#### Task details
What follows is a set of records; repeat all of them exactly.

#### Input rows
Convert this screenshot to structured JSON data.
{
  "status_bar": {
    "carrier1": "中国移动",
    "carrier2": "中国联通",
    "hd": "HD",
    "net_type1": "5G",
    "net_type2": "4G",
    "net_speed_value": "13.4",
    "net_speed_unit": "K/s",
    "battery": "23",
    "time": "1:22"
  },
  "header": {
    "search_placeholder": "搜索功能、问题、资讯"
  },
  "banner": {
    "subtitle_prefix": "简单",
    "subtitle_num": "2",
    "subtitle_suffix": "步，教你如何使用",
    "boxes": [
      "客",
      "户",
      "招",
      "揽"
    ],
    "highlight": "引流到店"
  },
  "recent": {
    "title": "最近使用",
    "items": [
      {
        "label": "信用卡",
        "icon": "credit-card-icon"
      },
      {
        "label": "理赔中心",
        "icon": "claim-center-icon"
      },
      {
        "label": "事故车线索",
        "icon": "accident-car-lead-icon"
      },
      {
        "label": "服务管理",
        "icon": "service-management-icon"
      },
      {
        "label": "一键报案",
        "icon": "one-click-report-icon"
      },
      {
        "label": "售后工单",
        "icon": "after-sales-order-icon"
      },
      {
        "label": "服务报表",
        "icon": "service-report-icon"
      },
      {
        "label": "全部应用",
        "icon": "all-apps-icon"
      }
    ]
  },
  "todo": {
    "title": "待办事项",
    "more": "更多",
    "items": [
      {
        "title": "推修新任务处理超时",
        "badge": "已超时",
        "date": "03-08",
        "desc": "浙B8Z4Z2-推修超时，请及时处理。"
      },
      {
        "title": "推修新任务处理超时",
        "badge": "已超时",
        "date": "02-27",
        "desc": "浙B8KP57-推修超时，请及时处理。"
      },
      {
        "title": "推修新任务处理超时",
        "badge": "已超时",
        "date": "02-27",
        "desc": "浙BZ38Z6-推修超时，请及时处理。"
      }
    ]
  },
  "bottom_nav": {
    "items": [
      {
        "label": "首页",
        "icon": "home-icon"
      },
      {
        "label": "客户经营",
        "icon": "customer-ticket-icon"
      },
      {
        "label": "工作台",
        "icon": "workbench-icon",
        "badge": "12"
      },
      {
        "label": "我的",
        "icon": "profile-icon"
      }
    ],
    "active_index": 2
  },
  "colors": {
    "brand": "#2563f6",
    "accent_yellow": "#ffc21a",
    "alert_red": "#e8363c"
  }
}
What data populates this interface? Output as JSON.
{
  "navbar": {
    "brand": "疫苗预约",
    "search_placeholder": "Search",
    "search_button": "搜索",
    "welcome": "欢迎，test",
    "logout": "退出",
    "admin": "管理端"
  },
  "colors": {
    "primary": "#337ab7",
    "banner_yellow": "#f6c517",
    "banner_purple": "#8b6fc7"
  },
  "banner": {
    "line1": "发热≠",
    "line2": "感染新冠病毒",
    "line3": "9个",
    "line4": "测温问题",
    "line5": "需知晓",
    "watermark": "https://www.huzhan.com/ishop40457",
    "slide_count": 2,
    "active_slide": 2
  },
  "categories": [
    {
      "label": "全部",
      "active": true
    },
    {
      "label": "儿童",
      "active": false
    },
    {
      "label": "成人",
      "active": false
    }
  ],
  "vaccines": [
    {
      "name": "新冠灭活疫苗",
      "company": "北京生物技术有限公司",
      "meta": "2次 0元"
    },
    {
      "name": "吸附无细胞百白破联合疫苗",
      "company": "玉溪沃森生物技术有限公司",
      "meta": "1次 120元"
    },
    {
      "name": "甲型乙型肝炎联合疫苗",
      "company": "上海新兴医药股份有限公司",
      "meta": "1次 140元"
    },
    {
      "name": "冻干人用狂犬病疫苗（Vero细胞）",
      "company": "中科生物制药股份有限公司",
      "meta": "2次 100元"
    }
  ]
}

#### Task output
Convert this screenshot to structured JSON data.
{
  "status_bar": {
    "carrier1": "中国移动",
    "carrier2": "中国联通",
    "hd": "HD",
    "net_type1": "5G",
    "net_type2": "4G",
    "net_speed_value": "13.4",
    "net_speed_unit": "K/s",
    "battery": "23",
    "time": "1:22"
  },
  "header": {
    "search_placeholder": "搜索功能、问题、资讯"
  },
  "banner": {
    "subtitle_prefix": "简单",
    "subtitle_num": "2",
    "subtitle_suffix": "步，教你如何使用",
    "boxes": [
      "客",
      "户",
      "招",
      "揽"
    ],
    "highlight": "引流到店"
  },
  "recent": {
    "title": "最近使用",
    "items": [
      {
        "label": "信用卡",
        "icon": "credit-card-icon"
      },
      {
        "label": "理赔中心",
        "icon": "claim-center-icon"
      },
      {
        "label": "事故车线索",
        "icon": "accident-car-lead-icon"
      },
      {
        "label": "服务管理",
        "icon": "service-management-icon"
      },
      {
        "label": "一键报案",
        "icon": "one-click-report-icon"
      },
      {
        "label": "售后工单",
        "icon": "after-sales-order-icon"
      },
      {
        "label": "服务报表",
        "icon": "service-report-icon"
      },
      {
        "label": "全部应用",
        "icon": "all-apps-icon"
      }
    ]
  },
  "todo": {
    "title": "待办事项",
    "more": "更多",
    "items": [
      {
        "title": "推修新任务处理超时",
        "badge": "已超时",
        "date": "03-08",
        "desc": "浙B8Z4Z2-推修超时，请及时处理。"
      },
      {
        "title": "推修新任务处理超时",
        "badge": "已超时",
        "date": "02-27",
        "desc": "浙B8KP57-推修超时，请及时处理。"
      },
      {
        "title": "推修新任务处理超时",
        "badge": "已超时",
        "date": "02-27",
        "desc": "浙BZ38Z6-推修超时，请及时处理。"
      }
    ]
  },
  "bottom_nav": {
    "items": [
      {
        "label": "首页",
        "icon": "home-icon"
      },
      {
        "label": "客户经营",
        "icon": "customer-ticket-icon"
      },
      {
        "label": "工作台",
        "icon": "workbench-icon",
        "badge": "12"
      },
      {
        "label": "我的",
        "icon": "profile-icon"
      }
    ],
    "active_index": 2
  },
  "colors": {
    "brand": "#2563f6",
    "accent_yellow": "#ffc21a",
    "alert_red": "#e8363c"
  }
}
What data populates this interface? Output as JSON.
{
  "navbar": {
    "brand": "疫苗预约",
    "search_placeholder": "Search",
    "search_button": "搜索",
    "welcome": "欢迎，test",
    "logout": "退出",
    "admin": "管理端"
  },
  "colors": {
    "primary": "#337ab7",
    "banner_yellow": "#f6c517",
    "banner_purple": "#8b6fc7"
  },
  "banner": {
    "line1": "发热≠",
    "line2": "感染新冠病毒",
    "line3": "9个",
    "line4": "测温问题",
    "line5": "需知晓",
    "watermark": "https://www.huzhan.com/ishop40457",
    "slide_count": 2,
    "active_slide": 2
  },
  "categories": [
    {
      "label": "全部",
      "active": true
    },
    {
      "label": "儿童",
      "active": false
    },
    {
      "label": "成人",
      "active": false
    }
  ],
  "vaccines": [
    {
      "name": "新冠灭活疫苗",
      "company": "北京生物技术有限公司",
      "meta": "2次 0元"
    },
    {
      "name": "吸附无细胞百白破联合疫苗",
      "company": "玉溪沃森生物技术有限公司",
      "meta": "1次 120元"
    },
    {
      "name": "甲型乙型肝炎联合疫苗",
      "company": "上海新兴医药股份有限公司",
      "meta": "1次 140元"
    },
    {
      "name": "冻干人用狂犬病疫苗（Vero细胞）",
      "company": "中科生物制药股份有限公司",
      "meta": "2次 100元"
    }
  ]
}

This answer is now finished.